• [REQUEST]
In the excerpt about Adams and his publicist, what does Bragman say cancel culture freezes?

• [SELECTED EXTRACT]
((

One thing that’s clear is that Adams might face a no-win situation, in either going back to address the situation that landed him here or just moving on. Many of those who’ve followed the situation, maybe even most, found his 2020 apology insufficient, in that Adams didn’t actually cite anything he’d done wrong, after having denied the 2019 Times allegations at the time. Nor did he address anything too specific in the one lengthy profile he’s sat for since then, a sympathetic 2021 Los Angeles magazine article that many of his fans found cathartic, and which just further angered those who don’t believe he’s done any real atoning.
Bragman says not to expect Adams to talk too much about the past allegations. “I don’t think he’s ever going to address it, and I don’t think he needs to address it,” says the publicist. “But when you say ‘put these things in the past’… it’s been way out there. It’s on his Wiki, and [when he dies], hopefully in 75 years, that’ll be in his obit, probably. That’s just the reality of the world we’re in. But having gone to these concerts, the people who care about him care about his music. We’re into letting people make their own decisions without any added pressure from us. If they’re there, that’s great, and we’re appreciative. If they’re not, we wish you well, and we’re sure you’ve made the right choice for you for the right reason. We’re not going to second-guess you. It’s not going to help you. It’s not going to help us.
“I think cancel culture’s a pox on growth — on the human condition,” continues Bragman. “Cancel culture freezes bad behavior. It doesn’t give people a chance to apologize. Everything we like about our legal system is the presumption of innocence, the right to confront your accuser, the statute of limitations; none of that kind of stuff exists in cancel culture. And it’s really an uninformed way to respond to the world. I’m glad the tide seems to be turning. And I’m not saying there’s not bad people out there who don’t deserve not to be in the industry. There’s some bad guys out there. He just doesn’t happen to be one of them.”

))

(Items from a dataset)
((

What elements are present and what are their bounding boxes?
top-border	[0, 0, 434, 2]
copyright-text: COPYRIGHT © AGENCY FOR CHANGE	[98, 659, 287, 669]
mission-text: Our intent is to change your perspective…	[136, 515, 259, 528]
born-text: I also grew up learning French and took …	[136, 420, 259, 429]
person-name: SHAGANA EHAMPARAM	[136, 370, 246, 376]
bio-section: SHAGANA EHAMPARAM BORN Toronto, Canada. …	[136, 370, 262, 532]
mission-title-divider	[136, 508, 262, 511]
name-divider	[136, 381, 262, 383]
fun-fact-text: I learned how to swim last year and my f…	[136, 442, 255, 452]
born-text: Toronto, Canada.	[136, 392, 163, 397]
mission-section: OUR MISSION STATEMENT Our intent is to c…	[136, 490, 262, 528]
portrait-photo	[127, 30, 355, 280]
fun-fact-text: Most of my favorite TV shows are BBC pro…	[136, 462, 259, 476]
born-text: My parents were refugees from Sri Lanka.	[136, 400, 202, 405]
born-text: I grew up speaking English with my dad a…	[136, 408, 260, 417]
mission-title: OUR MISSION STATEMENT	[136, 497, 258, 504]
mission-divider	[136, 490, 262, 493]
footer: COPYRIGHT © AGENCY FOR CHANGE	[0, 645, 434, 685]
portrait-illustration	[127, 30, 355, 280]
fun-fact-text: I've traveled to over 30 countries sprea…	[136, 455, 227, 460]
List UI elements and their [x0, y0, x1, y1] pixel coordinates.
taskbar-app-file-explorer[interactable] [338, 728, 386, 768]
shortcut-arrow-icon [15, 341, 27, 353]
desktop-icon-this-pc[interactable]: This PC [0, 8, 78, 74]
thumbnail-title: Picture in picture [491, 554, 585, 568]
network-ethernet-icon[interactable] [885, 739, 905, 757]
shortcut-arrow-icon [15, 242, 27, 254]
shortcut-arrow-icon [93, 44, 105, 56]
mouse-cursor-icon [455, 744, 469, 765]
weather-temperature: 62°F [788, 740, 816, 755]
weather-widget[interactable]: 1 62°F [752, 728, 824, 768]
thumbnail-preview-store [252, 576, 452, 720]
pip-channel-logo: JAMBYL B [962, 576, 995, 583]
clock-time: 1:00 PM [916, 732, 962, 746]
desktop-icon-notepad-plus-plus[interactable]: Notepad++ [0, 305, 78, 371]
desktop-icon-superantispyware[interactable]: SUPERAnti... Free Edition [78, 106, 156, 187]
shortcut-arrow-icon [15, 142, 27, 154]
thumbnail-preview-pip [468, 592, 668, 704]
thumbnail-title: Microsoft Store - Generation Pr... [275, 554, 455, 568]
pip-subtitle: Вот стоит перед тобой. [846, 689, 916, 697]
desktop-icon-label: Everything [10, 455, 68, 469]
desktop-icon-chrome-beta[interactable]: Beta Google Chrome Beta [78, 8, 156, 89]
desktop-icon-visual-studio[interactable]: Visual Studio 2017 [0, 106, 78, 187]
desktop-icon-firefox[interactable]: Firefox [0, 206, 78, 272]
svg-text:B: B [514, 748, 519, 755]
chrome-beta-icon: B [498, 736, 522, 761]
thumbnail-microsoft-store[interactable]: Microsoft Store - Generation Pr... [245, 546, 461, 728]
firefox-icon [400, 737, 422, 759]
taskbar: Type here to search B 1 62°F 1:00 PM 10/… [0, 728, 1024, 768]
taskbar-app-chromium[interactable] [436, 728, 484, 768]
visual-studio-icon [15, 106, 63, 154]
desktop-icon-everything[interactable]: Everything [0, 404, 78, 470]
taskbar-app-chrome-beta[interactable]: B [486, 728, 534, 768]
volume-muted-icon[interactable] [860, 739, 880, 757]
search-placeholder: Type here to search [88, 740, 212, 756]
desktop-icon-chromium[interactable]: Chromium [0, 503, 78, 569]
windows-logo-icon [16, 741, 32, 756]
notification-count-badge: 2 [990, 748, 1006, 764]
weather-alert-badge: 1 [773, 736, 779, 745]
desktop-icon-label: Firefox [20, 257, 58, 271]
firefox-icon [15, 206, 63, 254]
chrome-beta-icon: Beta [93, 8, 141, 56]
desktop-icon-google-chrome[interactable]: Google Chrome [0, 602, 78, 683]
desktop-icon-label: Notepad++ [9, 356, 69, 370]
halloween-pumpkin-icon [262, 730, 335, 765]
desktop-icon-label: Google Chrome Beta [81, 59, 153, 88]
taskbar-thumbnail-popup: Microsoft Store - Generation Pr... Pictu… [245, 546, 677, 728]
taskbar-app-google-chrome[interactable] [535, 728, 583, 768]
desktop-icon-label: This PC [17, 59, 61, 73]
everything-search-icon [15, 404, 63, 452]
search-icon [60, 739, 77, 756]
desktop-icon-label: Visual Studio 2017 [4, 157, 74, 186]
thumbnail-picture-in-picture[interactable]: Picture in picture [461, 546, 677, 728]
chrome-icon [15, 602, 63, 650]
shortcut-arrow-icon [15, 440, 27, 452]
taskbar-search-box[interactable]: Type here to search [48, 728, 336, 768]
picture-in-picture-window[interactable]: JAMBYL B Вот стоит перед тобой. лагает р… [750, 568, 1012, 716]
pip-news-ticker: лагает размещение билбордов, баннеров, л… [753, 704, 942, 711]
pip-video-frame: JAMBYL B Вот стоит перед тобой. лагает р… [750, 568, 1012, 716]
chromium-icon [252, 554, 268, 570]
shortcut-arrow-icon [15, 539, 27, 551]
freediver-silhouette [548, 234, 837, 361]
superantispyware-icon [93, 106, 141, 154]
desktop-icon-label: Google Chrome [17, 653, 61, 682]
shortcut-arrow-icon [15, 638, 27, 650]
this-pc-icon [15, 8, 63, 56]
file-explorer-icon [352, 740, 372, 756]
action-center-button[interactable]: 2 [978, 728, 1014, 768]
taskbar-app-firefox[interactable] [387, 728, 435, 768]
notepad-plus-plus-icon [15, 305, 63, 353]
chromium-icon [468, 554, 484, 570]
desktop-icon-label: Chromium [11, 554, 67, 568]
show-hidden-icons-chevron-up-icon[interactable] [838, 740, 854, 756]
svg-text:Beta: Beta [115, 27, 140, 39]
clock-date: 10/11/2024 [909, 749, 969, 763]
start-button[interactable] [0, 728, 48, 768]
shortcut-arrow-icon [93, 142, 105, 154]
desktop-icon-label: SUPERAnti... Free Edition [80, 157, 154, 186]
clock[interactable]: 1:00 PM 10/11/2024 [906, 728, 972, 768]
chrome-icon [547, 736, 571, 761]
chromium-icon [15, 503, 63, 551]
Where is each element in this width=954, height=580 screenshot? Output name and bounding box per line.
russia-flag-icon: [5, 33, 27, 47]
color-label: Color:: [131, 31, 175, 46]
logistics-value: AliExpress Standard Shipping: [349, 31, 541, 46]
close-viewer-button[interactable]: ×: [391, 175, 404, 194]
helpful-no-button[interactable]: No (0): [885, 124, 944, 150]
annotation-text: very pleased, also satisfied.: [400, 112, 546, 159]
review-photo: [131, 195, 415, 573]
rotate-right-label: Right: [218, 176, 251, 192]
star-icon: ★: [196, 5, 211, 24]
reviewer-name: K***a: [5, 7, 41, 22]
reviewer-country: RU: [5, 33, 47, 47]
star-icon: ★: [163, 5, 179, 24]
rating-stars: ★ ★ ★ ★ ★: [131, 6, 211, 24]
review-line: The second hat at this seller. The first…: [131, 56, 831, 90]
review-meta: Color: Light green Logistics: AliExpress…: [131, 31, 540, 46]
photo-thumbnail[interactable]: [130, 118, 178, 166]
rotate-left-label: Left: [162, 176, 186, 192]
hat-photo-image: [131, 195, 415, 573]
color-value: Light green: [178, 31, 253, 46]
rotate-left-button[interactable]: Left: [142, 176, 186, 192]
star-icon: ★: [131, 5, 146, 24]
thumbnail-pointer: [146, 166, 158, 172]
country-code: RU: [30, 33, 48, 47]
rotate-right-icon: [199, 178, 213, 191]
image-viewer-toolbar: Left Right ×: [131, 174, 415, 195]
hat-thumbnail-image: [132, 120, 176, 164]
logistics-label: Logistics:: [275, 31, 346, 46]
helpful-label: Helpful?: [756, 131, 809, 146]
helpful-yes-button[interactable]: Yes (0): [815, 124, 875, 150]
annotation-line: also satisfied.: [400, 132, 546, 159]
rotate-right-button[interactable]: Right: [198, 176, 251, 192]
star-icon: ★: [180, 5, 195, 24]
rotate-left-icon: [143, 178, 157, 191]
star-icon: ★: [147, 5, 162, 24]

))

• [RESPONSE BELOW]
Bad behavior.